──────── Bloque de texto ────────

En una de sus columnas periodísticas, Juan Villoro afirmaba que “desde hace tiempo, las paredes de los baños públicos se encuentran en mejor estado. La razón es sencilla: no es necesario agraviarlas con injurias porque para eso existe Twitter”. No deja se ser sorprendente la facilidad con que se multiplican los insultos, la efervescencia que producen, los linchamientos exprés que pueden promoverse a partir de un solo tuit. No solo tiene que ver con la condición de anonimato que abunda en esta red. También, aun usando el nombre y apellidos propios, Twitter regala una particular zona de confort, una distancia que permite acciones que quizás, en otras circunstancias, no se darían. Cuando leo algún tuit feroz y sardónico en contra de alguien, siempre me pregunto si su autor sería capaz de decirle lo mismo, de esa misma manera, si tuviera a esa persona frente a él. Twitter regala una ilusión de fuerza y valor. Escribe que nada queda. El año pasado, sin embargo, el suicidio de la actriz August Ames volvió a demostrar que los linchamientos digitales sí tienen consecuencias.
La idea de que Twitter es una red ligada a la información periodística esconde la fantasía de que, con solo asomarnos a ella, ya sabemos qué está pasando. Esta suerte de rápido crucero por titulares, muchos de ellos salidos de fábricas de engaños o producidas por mercenarios digitales, ofrece una apariencia de conocimiento muy tentadora. Sígueme y sabrás fehacientemente todo lo que está ocurriendo en Guatemala. La aproximación a lo real se resuelve en dos segundos. Sin necesidad de leer más, de investigar, de buscar otras versiones, de debatir lo que ocurre. En un libro extraordinario, titulado La intimidad pública, Beatriz Sarlo señala que “vivimos en la siguiente paradoja: cuanto más complicadas son las situaciones, más sencillas aparecen en las redes”. La ilusión de complejidad disfraza innumerables ejercicios de ingenio pero también de estupidez, donde el mayor recurso es la repetición.
Una infuencer estadounidense, con más de dos millones de seguidores en Instagram, decidió extender el negocio y fundó su propia marca de ropa. En su primer lanzamiento, según lo reconoció ella misma, no logró vender 36 camisetas. No puede generalizarse, pero el caso de @arii siembra nobles dudas sobre la ilusión de mercado que proponen las redes. Y esto es tan válido para el consumo de bienes y servicios como para el impacto político o los sondeos de opinión. En el reino donde es indispensable “ganar” seguidores no hay garantías de fidelidad. La eficacia comercial de las redes siguen tropezándose con misterios comerciales. La angustia del sistema parece seguir sin respuestas ante el universo digital: ¿cómo se rentabiliza todo esto?
Twitter puede ser un poderoso instrumento de comunicación, de liberación y de solidaridad. Pero también puede ser un espejismo perfecto. Estéril. Cada vez será más frecuente la preocupación y la discusión sobre el uso de las redes. Cada vez requeriremos de mejores estrategias y mejores herramientas para una nueva educación digital. No hay que olvidar que, por suerte para todos, la vida y la realidad no siempre tienen la simpleza y la velocidad de un tuit.

──────── Material proporcionado ────────

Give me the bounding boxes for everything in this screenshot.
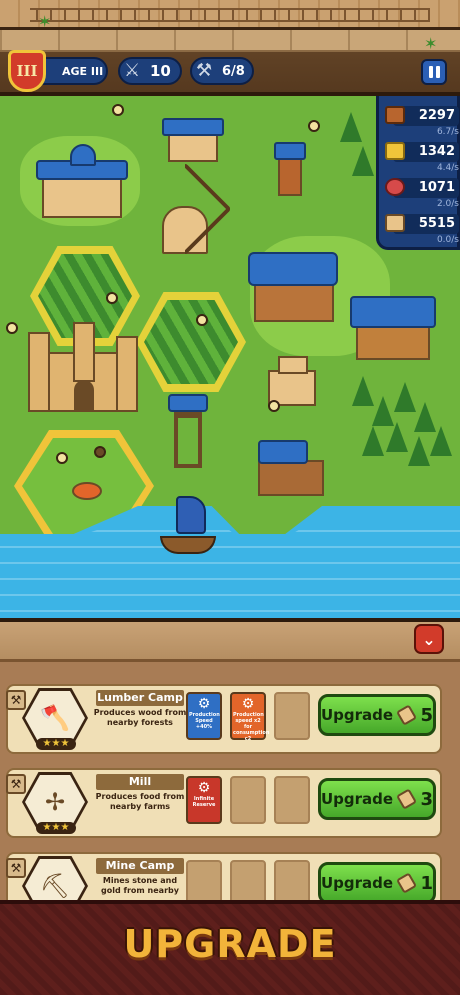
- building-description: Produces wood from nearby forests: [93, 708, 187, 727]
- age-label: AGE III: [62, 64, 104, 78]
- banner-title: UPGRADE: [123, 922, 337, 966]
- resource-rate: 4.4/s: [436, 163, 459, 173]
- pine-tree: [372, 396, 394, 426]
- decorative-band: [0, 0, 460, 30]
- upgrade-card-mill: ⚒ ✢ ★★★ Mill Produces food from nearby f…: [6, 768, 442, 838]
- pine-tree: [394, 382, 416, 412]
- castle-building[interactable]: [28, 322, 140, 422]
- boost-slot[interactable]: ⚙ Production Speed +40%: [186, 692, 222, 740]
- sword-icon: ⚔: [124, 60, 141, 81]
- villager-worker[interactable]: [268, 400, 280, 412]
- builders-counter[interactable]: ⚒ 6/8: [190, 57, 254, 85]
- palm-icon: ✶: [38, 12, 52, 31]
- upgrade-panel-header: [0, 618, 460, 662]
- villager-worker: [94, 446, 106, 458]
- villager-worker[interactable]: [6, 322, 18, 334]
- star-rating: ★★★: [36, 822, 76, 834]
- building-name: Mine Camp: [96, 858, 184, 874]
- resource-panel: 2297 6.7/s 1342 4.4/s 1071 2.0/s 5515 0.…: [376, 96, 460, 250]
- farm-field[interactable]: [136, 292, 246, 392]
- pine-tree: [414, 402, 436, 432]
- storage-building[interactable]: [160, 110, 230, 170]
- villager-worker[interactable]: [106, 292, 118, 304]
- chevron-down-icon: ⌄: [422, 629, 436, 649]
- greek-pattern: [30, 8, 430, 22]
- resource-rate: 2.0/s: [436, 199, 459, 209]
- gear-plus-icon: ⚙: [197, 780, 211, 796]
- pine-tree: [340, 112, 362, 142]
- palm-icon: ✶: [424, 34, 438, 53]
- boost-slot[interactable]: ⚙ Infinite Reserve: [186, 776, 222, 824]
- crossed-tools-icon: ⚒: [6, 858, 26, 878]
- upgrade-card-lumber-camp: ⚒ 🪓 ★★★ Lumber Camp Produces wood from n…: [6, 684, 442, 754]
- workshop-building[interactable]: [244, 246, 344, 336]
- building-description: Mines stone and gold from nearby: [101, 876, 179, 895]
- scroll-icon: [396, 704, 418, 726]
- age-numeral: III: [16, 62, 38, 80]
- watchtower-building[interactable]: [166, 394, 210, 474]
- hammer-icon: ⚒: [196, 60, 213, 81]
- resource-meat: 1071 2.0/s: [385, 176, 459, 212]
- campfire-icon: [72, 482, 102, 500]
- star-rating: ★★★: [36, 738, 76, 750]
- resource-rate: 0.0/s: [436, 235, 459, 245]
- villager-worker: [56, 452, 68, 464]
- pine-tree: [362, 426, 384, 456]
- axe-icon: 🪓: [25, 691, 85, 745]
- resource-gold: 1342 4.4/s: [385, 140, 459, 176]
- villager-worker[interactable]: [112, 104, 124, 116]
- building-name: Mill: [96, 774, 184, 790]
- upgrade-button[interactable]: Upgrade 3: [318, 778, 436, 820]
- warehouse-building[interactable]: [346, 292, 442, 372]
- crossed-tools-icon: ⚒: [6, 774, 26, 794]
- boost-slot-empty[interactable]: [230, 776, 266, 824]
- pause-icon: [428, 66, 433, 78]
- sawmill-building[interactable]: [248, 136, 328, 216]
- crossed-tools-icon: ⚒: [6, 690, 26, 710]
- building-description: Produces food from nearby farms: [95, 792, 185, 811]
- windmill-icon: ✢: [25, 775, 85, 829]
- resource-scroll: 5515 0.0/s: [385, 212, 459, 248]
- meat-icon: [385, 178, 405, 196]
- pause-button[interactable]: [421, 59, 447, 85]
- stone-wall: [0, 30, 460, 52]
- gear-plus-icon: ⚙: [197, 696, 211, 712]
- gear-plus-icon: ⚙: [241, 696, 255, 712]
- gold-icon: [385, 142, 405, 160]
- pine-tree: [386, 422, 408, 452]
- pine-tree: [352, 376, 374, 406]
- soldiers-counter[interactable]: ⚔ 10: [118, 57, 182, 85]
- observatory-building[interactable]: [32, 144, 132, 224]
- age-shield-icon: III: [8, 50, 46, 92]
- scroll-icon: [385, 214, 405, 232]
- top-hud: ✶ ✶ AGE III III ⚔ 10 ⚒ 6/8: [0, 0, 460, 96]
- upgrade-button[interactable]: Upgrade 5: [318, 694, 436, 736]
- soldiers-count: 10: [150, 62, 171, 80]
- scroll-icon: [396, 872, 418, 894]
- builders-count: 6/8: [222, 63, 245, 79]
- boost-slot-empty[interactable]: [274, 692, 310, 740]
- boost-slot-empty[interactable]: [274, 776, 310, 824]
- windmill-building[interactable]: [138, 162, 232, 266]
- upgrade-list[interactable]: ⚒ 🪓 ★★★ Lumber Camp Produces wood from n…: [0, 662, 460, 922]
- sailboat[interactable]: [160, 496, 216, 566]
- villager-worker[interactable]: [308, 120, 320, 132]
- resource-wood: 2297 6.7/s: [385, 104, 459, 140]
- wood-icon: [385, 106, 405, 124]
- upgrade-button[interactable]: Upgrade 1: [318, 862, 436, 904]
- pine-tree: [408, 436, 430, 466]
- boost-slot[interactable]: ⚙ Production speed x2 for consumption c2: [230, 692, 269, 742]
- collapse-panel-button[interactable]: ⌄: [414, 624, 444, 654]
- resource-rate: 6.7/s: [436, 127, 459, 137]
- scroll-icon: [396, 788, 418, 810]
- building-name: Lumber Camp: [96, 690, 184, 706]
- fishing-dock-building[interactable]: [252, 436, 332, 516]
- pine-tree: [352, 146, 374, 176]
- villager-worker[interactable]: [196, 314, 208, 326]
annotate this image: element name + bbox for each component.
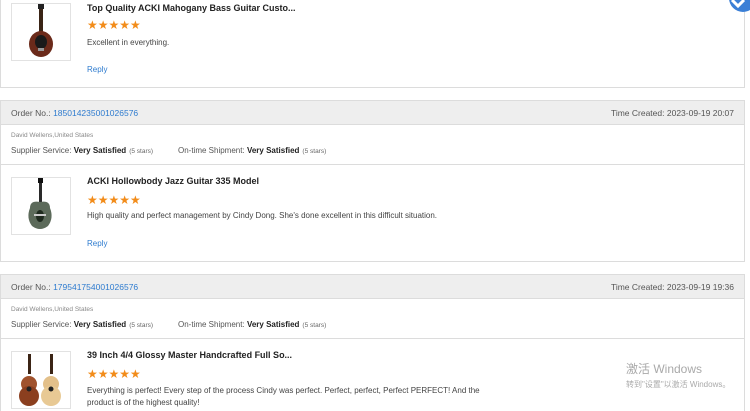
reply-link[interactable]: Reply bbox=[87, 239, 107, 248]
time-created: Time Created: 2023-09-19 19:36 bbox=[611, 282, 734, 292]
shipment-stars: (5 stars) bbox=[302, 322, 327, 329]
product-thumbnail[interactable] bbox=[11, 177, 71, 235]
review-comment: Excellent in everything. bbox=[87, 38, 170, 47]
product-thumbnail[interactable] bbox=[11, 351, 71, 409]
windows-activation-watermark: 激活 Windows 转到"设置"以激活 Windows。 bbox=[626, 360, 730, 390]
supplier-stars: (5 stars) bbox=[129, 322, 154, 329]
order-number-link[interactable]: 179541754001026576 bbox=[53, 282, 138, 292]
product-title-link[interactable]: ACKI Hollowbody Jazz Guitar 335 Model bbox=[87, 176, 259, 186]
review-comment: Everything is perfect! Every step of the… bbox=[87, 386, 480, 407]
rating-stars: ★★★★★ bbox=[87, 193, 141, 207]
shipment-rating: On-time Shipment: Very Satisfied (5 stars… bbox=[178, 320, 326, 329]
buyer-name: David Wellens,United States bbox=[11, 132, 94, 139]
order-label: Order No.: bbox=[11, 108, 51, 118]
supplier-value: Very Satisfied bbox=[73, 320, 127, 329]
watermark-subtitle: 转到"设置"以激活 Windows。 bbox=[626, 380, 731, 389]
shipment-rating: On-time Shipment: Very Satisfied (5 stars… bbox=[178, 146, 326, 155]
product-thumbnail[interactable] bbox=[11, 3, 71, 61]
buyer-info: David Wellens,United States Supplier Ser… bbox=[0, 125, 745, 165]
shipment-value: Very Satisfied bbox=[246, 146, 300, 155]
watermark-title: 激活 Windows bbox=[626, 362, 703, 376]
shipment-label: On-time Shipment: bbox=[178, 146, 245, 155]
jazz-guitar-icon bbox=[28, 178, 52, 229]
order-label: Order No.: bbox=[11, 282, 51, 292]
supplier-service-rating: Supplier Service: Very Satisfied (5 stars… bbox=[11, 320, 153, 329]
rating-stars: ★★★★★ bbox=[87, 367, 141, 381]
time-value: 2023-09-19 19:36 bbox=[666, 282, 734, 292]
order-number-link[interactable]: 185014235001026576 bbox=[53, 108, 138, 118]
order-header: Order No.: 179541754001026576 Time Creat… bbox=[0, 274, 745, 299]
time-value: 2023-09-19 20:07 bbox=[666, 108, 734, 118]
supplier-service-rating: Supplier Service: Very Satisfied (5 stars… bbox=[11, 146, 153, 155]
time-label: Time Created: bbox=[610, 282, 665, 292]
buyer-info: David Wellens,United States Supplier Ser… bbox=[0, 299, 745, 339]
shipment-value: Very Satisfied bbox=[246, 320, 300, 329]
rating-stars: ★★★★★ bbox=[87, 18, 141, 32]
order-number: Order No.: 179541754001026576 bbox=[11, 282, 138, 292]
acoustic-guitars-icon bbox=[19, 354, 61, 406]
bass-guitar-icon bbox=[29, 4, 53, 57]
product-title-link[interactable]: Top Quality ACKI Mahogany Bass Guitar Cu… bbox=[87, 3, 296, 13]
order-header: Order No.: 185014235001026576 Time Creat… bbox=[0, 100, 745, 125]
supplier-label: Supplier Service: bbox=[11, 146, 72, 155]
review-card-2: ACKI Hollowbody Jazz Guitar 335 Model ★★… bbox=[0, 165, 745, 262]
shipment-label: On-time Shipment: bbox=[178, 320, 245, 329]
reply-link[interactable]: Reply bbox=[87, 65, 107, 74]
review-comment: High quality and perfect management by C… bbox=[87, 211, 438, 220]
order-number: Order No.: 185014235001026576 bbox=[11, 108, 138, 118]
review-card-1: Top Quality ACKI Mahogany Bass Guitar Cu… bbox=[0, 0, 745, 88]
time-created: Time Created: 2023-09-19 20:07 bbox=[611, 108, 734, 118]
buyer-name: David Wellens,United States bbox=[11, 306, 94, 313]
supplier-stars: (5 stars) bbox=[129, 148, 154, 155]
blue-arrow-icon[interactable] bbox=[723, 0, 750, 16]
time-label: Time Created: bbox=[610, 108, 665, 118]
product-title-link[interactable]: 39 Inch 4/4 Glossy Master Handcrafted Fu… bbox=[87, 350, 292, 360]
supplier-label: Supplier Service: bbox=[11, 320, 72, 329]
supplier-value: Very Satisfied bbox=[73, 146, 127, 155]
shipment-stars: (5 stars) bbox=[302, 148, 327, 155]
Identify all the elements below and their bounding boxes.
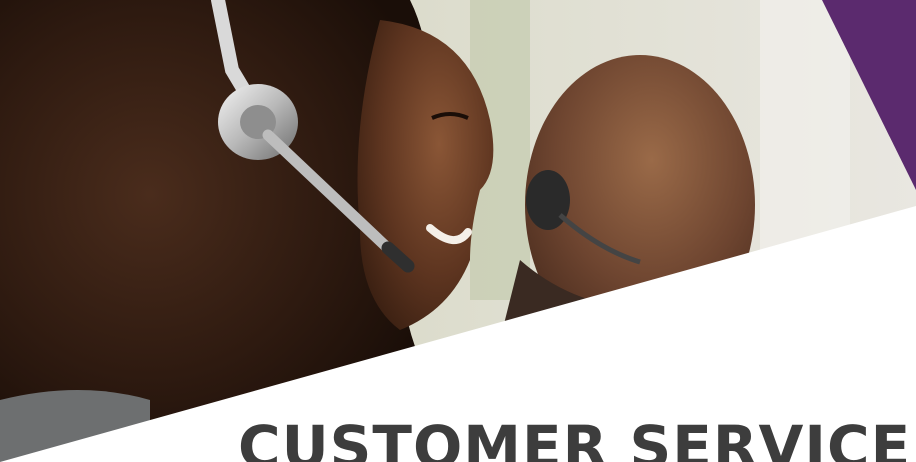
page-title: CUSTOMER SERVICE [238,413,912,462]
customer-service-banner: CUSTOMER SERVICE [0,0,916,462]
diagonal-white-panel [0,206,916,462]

────────

En el texto sobre Twitter, ¿qué título tiene el libro de Beatriz Sarlo que se cita?

La intimidad pública.